» RECORDED INFORMATION
◇ ◇ ◇

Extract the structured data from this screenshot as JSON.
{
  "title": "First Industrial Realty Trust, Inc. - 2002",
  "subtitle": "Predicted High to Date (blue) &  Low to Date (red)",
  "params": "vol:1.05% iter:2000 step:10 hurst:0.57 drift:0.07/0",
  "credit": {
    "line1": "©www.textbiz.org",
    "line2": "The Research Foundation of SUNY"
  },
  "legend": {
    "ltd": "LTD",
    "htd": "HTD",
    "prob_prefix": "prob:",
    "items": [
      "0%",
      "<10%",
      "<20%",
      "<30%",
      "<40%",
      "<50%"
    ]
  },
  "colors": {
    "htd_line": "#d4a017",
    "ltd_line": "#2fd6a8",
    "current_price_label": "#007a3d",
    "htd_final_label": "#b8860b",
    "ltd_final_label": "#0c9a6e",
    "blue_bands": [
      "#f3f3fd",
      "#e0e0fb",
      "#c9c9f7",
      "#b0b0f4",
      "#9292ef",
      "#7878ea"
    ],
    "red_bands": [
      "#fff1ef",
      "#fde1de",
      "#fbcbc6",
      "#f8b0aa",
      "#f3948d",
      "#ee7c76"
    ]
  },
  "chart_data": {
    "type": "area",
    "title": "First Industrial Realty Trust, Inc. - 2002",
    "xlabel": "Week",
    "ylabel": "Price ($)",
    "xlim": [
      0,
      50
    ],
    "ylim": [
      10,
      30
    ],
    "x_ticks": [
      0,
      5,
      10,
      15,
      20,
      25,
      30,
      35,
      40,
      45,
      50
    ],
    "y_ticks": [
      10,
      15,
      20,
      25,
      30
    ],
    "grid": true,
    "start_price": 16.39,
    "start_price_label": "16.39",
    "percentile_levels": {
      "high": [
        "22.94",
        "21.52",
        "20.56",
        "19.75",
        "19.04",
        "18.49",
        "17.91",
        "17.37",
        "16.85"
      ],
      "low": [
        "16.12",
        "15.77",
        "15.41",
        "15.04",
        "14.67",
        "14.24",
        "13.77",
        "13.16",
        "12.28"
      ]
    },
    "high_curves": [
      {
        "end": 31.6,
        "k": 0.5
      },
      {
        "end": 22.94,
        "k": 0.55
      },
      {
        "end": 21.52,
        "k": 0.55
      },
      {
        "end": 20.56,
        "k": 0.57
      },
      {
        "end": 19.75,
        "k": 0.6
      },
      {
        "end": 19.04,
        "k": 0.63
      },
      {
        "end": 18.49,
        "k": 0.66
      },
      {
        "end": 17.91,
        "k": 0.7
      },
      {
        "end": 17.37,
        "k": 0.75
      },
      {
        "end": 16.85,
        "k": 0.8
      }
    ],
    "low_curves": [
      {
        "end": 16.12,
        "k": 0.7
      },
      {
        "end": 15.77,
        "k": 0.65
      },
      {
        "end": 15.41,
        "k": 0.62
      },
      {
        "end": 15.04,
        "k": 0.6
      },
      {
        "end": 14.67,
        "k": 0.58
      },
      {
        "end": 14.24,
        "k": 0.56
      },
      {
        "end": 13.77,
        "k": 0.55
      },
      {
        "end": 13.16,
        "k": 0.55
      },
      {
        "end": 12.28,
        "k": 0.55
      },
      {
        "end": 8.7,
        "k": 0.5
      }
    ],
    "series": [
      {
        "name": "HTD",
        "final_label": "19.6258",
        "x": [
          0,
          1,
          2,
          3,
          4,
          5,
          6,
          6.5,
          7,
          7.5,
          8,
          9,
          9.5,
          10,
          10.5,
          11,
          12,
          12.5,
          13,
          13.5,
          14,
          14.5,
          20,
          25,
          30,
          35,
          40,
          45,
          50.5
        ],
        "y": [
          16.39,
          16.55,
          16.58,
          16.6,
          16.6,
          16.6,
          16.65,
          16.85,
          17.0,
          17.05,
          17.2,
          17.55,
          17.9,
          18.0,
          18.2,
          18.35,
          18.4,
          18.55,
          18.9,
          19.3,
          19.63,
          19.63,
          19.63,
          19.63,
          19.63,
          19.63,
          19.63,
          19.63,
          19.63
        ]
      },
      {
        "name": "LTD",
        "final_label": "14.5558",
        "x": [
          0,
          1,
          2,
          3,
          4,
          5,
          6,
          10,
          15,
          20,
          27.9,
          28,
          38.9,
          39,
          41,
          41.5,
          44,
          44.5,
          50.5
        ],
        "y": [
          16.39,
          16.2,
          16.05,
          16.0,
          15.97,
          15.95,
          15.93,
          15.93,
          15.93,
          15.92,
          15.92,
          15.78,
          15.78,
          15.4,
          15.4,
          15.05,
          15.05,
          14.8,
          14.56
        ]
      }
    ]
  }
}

◇ ◇ ◇

Each entry above is to be printed again exactly.

Extract the structured data from this screenshot as JSON.
{
  "title": "First Industrial Realty Trust, Inc. - 2002",
  "subtitle": "Predicted High to Date (blue) &  Low to Date (red)",
  "params": "vol:1.05% iter:2000 step:10 hurst:0.57 drift:0.07/0",
  "credit": {
    "line1": "©www.textbiz.org",
    "line2": "The Research Foundation of SUNY"
  },
  "legend": {
    "ltd": "LTD",
    "htd": "HTD",
    "prob_prefix": "prob:",
    "items": [
      "0%",
      "<10%",
      "<20%",
      "<30%",
      "<40%",
      "<50%"
    ]
  },
  "colors": {
    "htd_line": "#d4a017",
    "ltd_line": "#2fd6a8",
    "current_price_label": "#007a3d",
    "htd_final_label": "#b8860b",
    "ltd_final_label": "#0c9a6e",
    "blue_bands": [
      "#f3f3fd",
      "#e0e0fb",
      "#c9c9f7",
      "#b0b0f4",
      "#9292ef",
      "#7878ea"
    ],
    "red_bands": [
      "#fff1ef",
      "#fde1de",
      "#fbcbc6",
      "#f8b0aa",
      "#f3948d",
      "#ee7c76"
    ]
  },
  "chart_data": {
    "type": "area",
    "title": "First Industrial Realty Trust, Inc. - 2002",
    "xlabel": "Week",
    "ylabel": "Price ($)",
    "xlim": [
      0,
      50
    ],
    "ylim": [
      10,
      30
    ],
    "x_ticks": [
      0,
      5,
      10,
      15,
      20,
      25,
      30,
      35,
      40,
      45,
      50
    ],
    "y_ticks": [
      10,
      15,
      20,
      25,
      30
    ],
    "grid": true,
    "start_price": 16.39,
    "start_price_label": "16.39",
    "percentile_levels": {
      "high": [
        "22.94",
        "21.52",
        "20.56",
        "19.75",
        "19.04",
        "18.49",
        "17.91",
        "17.37",
        "16.85"
      ],
      "low": [
        "16.12",
        "15.77",
        "15.41",
        "15.04",
        "14.67",
        "14.24",
        "13.77",
        "13.16",
        "12.28"
      ]
    },
    "high_curves": [
      {
        "end": 31.6,
        "k": 0.5
      },
      {
        "end": 22.94,
        "k": 0.55
      },
      {
        "end": 21.52,
        "k": 0.55
      },
      {
        "end": 20.56,
        "k": 0.57
      },
      {
        "end": 19.75,
        "k": 0.6
      },
      {
        "end": 19.04,
        "k": 0.63
      },
      {
        "end": 18.49,
        "k": 0.66
      },
      {
        "end": 17.91,
        "k": 0.7
      },
      {
        "end": 17.37,
        "k": 0.75
      },
      {
        "end": 16.85,
        "k": 0.8
      }
    ],
    "low_curves": [
      {
        "end": 16.12,
        "k": 0.7
      },
      {
        "end": 15.77,
        "k": 0.65
      },
      {
        "end": 15.41,
        "k": 0.62
      },
      {
        "end": 15.04,
        "k": 0.6
      },
      {
        "end": 14.67,
        "k": 0.58
      },
      {
        "end": 14.24,
        "k": 0.56
      },
      {
        "end": 13.77,
        "k": 0.55
      },
      {
        "end": 13.16,
        "k": 0.55
      },
      {
        "end": 12.28,
        "k": 0.55
      },
      {
        "end": 8.7,
        "k": 0.5
      }
    ],
    "series": [
      {
        "name": "HTD",
        "final_label": "19.6258",
        "x": [
          0,
          1,
          2,
          3,
          4,
          5,
          6,
          6.5,
          7,
          7.5,
          8,
          9,
          9.5,
          10,
          10.5,
          11,
          12,
          12.5,
          13,
          13.5,
          14,
          14.5,
          20,
          25,
          30,
          35,
          40,
          45,
          50.5
        ],
        "y": [
          16.39,
          16.55,
          16.58,
          16.6,
          16.6,
          16.6,
          16.65,
          16.85,
          17.0,
          17.05,
          17.2,
          17.55,
          17.9,
          18.0,
          18.2,
          18.35,
          18.4,
          18.55,
          18.9,
          19.3,
          19.63,
          19.63,
          19.63,
          19.63,
          19.63,
          19.63,
          19.63,
          19.63,
          19.63
        ]
      },
      {
        "name": "LTD",
        "final_label": "14.5558",
        "x": [
          0,
          1,
          2,
          3,
          4,
          5,
          6,
          10,
          15,
          20,
          27.9,
          28,
          38.9,
          39,
          41,
          41.5,
          44,
          44.5,
          50.5
        ],
        "y": [
          16.39,
          16.2,
          16.05,
          16.0,
          15.97,
          15.95,
          15.93,
          15.93,
          15.93,
          15.92,
          15.92,
          15.78,
          15.78,
          15.4,
          15.4,
          15.05,
          15.05,
          14.8,
          14.56
        ]
      }
    ]
  }
}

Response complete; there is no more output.